Challenge: Count how many lines below contain the word "Weather", then give that number alone.

Extracted records:
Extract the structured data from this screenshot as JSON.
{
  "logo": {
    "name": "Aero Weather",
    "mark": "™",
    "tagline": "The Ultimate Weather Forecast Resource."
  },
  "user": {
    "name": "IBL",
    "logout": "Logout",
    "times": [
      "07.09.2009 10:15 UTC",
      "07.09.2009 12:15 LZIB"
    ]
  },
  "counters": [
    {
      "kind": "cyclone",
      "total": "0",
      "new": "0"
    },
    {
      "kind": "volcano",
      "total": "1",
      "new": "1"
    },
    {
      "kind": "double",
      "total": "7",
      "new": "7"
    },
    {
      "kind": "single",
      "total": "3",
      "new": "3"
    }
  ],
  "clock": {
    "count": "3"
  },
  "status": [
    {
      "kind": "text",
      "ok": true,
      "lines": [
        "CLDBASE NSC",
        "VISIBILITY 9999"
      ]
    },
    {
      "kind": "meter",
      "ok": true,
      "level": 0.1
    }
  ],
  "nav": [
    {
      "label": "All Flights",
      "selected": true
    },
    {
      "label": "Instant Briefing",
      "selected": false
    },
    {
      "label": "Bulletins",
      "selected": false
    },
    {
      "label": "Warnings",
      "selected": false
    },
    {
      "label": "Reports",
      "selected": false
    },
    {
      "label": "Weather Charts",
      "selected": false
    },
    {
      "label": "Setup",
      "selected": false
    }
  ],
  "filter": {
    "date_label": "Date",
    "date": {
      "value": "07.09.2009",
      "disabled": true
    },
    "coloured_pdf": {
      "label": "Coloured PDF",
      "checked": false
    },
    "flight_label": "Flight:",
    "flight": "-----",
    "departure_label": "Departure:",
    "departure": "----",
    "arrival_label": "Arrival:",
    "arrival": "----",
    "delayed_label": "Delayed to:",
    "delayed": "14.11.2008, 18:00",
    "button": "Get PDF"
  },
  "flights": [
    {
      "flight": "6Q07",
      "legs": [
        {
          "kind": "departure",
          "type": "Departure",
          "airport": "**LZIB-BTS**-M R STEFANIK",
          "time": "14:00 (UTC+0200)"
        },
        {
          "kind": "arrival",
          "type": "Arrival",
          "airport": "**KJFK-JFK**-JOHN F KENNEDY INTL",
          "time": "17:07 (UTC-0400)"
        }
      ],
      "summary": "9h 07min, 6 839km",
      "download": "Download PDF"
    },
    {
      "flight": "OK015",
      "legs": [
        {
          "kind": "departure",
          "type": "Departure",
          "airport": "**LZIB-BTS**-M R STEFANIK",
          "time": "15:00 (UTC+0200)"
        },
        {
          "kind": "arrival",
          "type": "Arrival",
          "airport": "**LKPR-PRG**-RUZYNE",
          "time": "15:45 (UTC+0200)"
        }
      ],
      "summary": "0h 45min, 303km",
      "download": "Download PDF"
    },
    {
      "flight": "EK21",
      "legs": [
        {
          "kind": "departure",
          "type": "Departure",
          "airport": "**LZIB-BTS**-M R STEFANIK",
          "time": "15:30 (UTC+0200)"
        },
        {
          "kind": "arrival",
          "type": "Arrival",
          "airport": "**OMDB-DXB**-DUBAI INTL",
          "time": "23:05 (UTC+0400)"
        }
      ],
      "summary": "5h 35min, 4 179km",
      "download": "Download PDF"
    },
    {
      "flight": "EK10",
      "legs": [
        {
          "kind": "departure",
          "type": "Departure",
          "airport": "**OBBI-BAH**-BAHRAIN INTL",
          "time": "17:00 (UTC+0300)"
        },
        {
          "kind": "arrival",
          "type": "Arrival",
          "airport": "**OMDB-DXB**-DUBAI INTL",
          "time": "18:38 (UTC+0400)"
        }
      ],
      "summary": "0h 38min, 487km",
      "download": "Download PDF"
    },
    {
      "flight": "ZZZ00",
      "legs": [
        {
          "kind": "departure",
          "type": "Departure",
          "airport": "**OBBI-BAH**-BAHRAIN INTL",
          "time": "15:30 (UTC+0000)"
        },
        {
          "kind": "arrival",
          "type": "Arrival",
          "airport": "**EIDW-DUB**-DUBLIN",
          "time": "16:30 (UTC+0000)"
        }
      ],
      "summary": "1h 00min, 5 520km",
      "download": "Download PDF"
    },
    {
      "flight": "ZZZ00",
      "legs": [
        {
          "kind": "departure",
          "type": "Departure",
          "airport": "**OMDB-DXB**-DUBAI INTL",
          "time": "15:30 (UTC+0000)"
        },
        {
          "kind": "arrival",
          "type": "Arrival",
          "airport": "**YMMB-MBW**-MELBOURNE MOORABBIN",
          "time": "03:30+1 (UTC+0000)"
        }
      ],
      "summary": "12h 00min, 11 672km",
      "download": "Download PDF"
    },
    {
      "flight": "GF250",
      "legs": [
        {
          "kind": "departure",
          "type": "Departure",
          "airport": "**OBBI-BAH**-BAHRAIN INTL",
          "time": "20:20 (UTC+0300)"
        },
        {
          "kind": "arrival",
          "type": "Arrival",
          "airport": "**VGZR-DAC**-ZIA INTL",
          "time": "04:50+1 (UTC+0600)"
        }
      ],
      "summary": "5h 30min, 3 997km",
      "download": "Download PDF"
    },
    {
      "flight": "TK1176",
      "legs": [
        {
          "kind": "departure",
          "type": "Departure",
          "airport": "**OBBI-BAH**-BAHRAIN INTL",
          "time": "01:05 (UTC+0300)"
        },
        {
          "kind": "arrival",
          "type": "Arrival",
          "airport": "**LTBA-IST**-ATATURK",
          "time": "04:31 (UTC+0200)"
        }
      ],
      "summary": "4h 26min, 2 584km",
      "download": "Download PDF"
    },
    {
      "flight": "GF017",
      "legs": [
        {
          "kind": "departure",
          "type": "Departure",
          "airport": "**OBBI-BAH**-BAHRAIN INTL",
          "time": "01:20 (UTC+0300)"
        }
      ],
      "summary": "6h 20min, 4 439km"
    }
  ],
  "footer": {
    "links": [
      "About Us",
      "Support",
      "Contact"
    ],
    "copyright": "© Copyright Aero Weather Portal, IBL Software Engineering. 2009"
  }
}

Output for this exercise: 4